Give the data below again exactly as it stands. Omit the pictures.

⟨

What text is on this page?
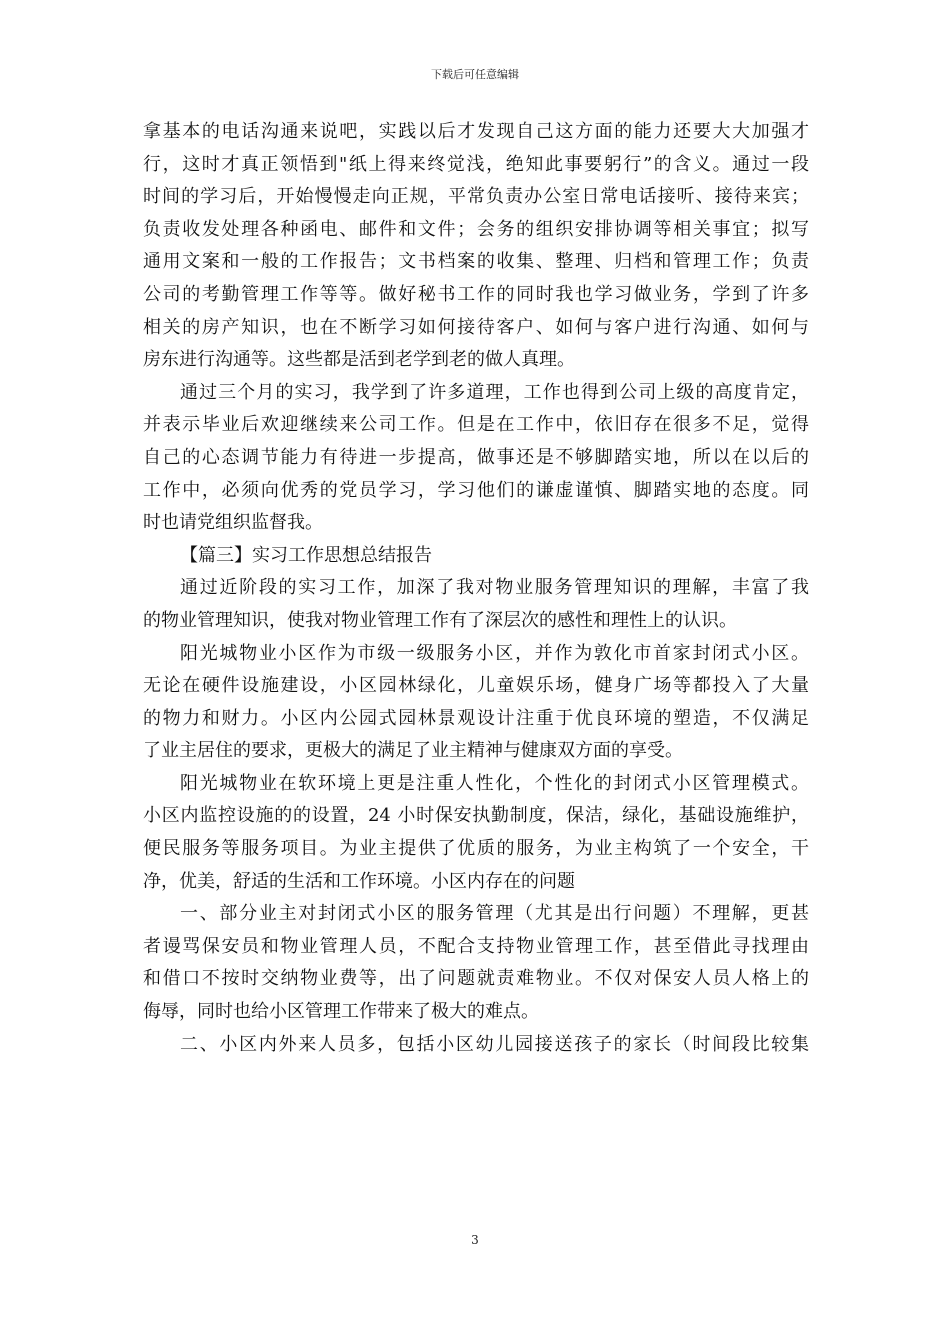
下载后可任意编辑
拿基本的电话沟通来说吧，实践以后才发现自己这方面的能力还要大大加强才
行，这时才真正领悟到"纸上得来终觉浅，绝知此事要躬行”的含义。通过一段
时间的学习后，开始慢慢走向正规，平常负责办公室日常电话接听、接待来宾；
负责收发处理各种函电、邮件和文件；会务的组织安排协调等相关事宜；拟写
通用文案和一般的工作报告；文书档案的收集、整理、归档和管理工作；负责
公司的考勤管理工作等等。做好秘书工作的同时我也学习做业务，学到了许多
相关的房产知识，也在不断学习如何接待客户、如何与客户进行沟通、如何与
房东进行沟通等。这些都是活到老学到老的做人真理。
通过三个月的实习，我学到了许多道理，工作也得到公司上级的高度肯定，
并表示毕业后欢迎继续来公司工作。但是在工作中，依旧存在很多不足，觉得
自己的心态调节能力有待进一步提高，做事还是不够脚踏实地，所以在以后的
工作中，必须向优秀的党员学习，学习他们的谦虚谨慎、脚踏实地的态度。同
时也请党组织监督我。
【篇三】实习工作思想总结报告
通过近阶段的实习工作，加深了我对物业服务管理知识的理解，丰富了我
的物业管理知识，使我对物业管理工作有了深层次的感性和理性上的认识。
阳光城物业小区作为市级一级服务小区，并作为敦化市首家封闭式小区。
无论在硬件设施建设，小区园林绿化，儿童娱乐场，健身广场等都投入了大量
的物力和财力。小区内公园式园林景观设计注重于优良环境的塑造，不仅满足
了业主居住的要求，更极大的满足了业主精神与健康双方面的享受。
阳光城物业在软环境上更是注重人性化，个性化的封闭式小区管理模式。
小区内监控设施的的设置，24 小时保安执勤制度，保洁，绿化，基础设施维护，
便民服务等服务项目。为业主提供了优质的服务，为业主构筑了一个安全，干
净，优美，舒适的生活和工作环境。小区内存在的问题
一、部分业主对封闭式小区的服务管理（尤其是出行问题）不理解，更甚
者谩骂保安员和物业管理人员，不配合支持物业管理工作，甚至借此寻找理由
和借口不按时交纳物业费等，出了问题就责难物业。不仅对保安人员人格上的
侮辱，同时也给小区管理工作带来了极大的难点。
二、小区内外来人员多，包括小区幼儿园接送孩子的家长（时间段比较集
3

⟩

Output:
What text is on this page?
下载后可任意编辑
拿基本的电话沟通来说吧，实践以后才发现自己这方面的能力还要大大加强才
行，这时才真正领悟到"纸上得来终觉浅，绝知此事要躬行”的含义。通过一段
时间的学习后，开始慢慢走向正规，平常负责办公室日常电话接听、接待来宾；
负责收发处理各种函电、邮件和文件；会务的组织安排协调等相关事宜；拟写
通用文案和一般的工作报告；文书档案的收集、整理、归档和管理工作；负责
公司的考勤管理工作等等。做好秘书工作的同时我也学习做业务，学到了许多
相关的房产知识，也在不断学习如何接待客户、如何与客户进行沟通、如何与
房东进行沟通等。这些都是活到老学到老的做人真理。
通过三个月的实习，我学到了许多道理，工作也得到公司上级的高度肯定，
并表示毕业后欢迎继续来公司工作。但是在工作中，依旧存在很多不足，觉得
自己的心态调节能力有待进一步提高，做事还是不够脚踏实地，所以在以后的
工作中，必须向优秀的党员学习，学习他们的谦虚谨慎、脚踏实地的态度。同
时也请党组织监督我。
【篇三】实习工作思想总结报告
通过近阶段的实习工作，加深了我对物业服务管理知识的理解，丰富了我
的物业管理知识，使我对物业管理工作有了深层次的感性和理性上的认识。
阳光城物业小区作为市级一级服务小区，并作为敦化市首家封闭式小区。
无论在硬件设施建设，小区园林绿化，儿童娱乐场，健身广场等都投入了大量
的物力和财力。小区内公园式园林景观设计注重于优良环境的塑造，不仅满足
了业主居住的要求，更极大的满足了业主精神与健康双方面的享受。
阳光城物业在软环境上更是注重人性化，个性化的封闭式小区管理模式。
小区内监控设施的的设置，24 小时保安执勤制度，保洁，绿化，基础设施维护，
便民服务等服务项目。为业主提供了优质的服务，为业主构筑了一个安全，干
净，优美，舒适的生活和工作环境。小区内存在的问题
一、部分业主对封闭式小区的服务管理（尤其是出行问题）不理解，更甚
者谩骂保安员和物业管理人员，不配合支持物业管理工作，甚至借此寻找理由
和借口不按时交纳物业费等，出了问题就责难物业。不仅对保安人员人格上的
侮辱，同时也给小区管理工作带来了极大的难点。
二、小区内外来人员多，包括小区幼儿园接送孩子的家长（时间段比较集
3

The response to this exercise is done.